──────── Supplied data ────────

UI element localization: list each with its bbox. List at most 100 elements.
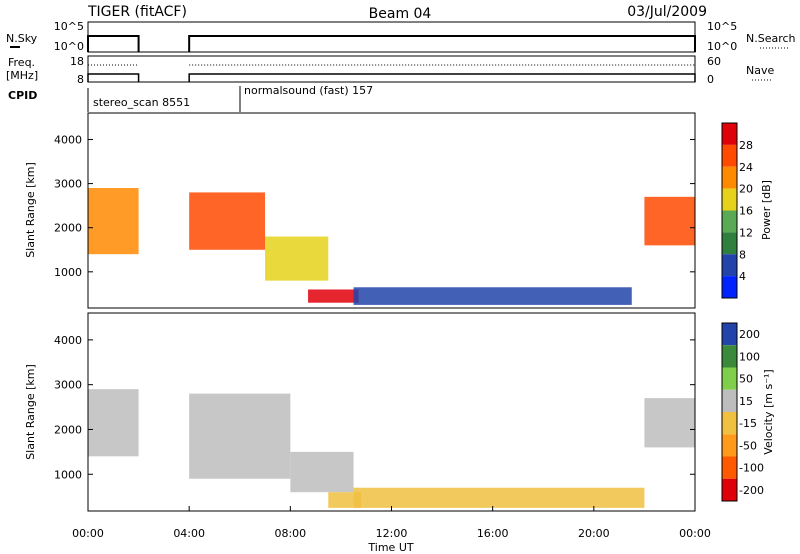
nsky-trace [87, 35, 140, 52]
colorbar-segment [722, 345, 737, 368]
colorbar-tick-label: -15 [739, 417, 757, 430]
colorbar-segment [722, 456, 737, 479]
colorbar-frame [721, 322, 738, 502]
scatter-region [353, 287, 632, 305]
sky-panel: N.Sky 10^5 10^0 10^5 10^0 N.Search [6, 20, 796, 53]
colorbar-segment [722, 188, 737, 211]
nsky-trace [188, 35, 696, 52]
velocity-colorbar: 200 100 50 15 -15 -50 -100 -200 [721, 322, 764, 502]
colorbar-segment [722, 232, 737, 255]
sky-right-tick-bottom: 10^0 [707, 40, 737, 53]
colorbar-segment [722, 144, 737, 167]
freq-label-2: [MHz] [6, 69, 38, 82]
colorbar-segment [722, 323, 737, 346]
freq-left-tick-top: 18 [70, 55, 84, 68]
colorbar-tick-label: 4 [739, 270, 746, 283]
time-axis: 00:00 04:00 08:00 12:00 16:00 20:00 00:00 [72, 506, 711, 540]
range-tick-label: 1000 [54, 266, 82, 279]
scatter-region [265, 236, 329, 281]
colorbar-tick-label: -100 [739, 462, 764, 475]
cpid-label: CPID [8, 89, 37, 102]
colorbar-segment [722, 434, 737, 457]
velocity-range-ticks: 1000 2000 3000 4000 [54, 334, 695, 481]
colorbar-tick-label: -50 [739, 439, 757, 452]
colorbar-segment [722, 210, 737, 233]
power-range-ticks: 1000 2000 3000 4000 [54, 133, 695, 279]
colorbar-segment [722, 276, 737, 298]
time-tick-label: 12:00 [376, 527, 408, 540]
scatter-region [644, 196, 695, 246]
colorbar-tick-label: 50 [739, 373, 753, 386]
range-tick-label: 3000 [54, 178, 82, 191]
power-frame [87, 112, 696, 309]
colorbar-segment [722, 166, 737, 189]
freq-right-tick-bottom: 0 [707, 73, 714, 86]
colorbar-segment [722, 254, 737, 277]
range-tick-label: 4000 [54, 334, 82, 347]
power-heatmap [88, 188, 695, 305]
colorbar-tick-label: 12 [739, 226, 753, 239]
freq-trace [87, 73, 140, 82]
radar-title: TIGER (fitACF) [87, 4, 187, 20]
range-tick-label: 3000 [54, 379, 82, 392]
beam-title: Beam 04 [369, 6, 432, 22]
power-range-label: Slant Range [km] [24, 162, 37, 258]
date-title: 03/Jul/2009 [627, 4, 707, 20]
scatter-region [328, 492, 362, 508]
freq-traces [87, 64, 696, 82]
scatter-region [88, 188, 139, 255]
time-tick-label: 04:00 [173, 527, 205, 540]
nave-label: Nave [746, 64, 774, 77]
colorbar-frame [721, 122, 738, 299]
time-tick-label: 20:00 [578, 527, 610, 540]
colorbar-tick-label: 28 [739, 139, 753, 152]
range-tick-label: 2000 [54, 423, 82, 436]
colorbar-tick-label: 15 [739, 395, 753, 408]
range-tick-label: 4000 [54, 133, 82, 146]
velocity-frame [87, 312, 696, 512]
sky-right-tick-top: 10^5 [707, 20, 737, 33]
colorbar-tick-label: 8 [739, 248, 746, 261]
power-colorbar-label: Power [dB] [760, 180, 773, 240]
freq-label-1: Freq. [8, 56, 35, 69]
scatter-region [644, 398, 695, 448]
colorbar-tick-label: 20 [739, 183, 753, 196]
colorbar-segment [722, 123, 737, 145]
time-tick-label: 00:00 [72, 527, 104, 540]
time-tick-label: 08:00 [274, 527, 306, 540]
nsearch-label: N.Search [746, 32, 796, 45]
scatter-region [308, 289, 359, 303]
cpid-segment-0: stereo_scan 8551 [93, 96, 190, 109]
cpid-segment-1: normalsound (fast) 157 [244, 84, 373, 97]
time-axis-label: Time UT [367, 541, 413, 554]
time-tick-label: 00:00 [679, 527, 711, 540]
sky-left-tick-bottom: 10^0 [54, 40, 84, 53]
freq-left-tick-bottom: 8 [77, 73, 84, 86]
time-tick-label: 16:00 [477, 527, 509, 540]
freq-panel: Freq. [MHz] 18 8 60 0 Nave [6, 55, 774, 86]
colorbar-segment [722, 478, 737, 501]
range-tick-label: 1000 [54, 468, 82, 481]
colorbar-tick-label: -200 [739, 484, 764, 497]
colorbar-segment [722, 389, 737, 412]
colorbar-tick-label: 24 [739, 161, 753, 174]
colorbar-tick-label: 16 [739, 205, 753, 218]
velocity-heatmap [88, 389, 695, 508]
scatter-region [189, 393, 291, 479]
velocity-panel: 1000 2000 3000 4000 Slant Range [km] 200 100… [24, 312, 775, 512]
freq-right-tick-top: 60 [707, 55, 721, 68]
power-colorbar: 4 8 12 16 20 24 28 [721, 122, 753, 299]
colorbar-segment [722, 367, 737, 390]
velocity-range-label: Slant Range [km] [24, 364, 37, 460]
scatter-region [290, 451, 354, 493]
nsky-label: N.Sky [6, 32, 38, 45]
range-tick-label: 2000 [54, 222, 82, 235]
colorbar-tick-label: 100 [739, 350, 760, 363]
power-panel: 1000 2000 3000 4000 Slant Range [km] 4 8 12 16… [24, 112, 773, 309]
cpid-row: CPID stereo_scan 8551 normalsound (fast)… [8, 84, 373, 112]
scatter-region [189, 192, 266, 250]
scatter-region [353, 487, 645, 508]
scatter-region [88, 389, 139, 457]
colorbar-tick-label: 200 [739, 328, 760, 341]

────────
──────── Supplied data ────────

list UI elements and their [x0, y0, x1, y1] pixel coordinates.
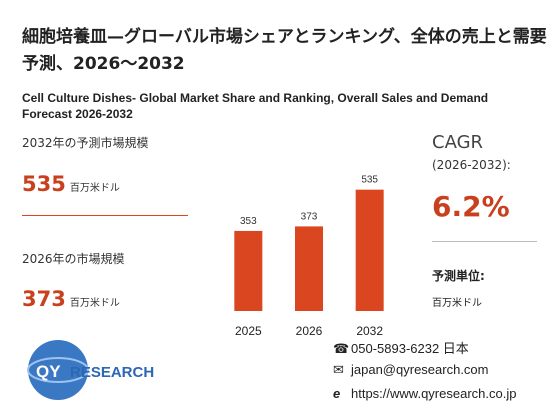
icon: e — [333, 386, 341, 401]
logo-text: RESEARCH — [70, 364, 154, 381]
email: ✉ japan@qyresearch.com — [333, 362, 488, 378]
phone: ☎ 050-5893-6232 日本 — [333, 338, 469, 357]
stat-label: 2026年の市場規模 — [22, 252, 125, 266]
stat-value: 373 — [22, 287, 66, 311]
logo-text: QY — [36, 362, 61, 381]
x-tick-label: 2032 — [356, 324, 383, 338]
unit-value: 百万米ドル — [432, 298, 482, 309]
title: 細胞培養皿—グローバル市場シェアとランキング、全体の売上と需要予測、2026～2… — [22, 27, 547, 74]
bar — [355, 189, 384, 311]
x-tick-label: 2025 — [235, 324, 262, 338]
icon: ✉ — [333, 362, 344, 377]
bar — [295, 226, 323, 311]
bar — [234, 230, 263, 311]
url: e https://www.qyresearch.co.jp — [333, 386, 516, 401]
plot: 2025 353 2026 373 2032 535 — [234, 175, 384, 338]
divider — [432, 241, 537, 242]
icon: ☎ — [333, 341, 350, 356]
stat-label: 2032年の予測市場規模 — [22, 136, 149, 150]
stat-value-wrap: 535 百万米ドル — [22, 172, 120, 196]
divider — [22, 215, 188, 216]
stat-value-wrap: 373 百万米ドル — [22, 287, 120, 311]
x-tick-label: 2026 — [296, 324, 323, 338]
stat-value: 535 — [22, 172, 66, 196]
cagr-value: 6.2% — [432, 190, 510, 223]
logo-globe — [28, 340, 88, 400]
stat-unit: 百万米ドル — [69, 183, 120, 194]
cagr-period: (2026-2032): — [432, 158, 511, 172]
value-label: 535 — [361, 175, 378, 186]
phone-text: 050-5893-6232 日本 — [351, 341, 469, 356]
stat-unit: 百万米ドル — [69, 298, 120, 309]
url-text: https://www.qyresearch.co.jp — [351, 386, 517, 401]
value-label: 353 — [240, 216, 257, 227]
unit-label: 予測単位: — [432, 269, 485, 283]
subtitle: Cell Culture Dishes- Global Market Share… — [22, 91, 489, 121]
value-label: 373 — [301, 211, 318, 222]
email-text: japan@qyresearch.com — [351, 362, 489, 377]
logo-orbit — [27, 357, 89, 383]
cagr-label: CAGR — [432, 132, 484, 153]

────────

**Objective:** Print the rows from the line with "icon: e — [333, 386, 341, 401]" up to and including the line with "bar — [234, 230, 263, 311]", unchanged.

**Answer for the task:**
icon: e — [333, 386, 341, 401]
logo-text: RESEARCH — [70, 364, 154, 381]
email: ✉ japan@qyresearch.com — [333, 362, 488, 378]
phone: ☎ 050-5893-6232 日本 — [333, 338, 469, 357]
stat-label: 2026年の市場規模 — [22, 252, 125, 266]
stat-value: 373 — [22, 287, 66, 311]
logo-text: QY — [36, 362, 61, 381]
x-tick-label: 2032 — [356, 324, 383, 338]
unit-value: 百万米ドル — [432, 298, 482, 309]
title: 細胞培養皿—グローバル市場シェアとランキング、全体の売上と需要予測、2026～2… — [22, 27, 547, 74]
bar — [355, 189, 384, 311]
x-tick-label: 2025 — [235, 324, 262, 338]
icon: ✉ — [333, 362, 344, 377]
bar — [295, 226, 323, 311]
bar — [234, 230, 263, 311]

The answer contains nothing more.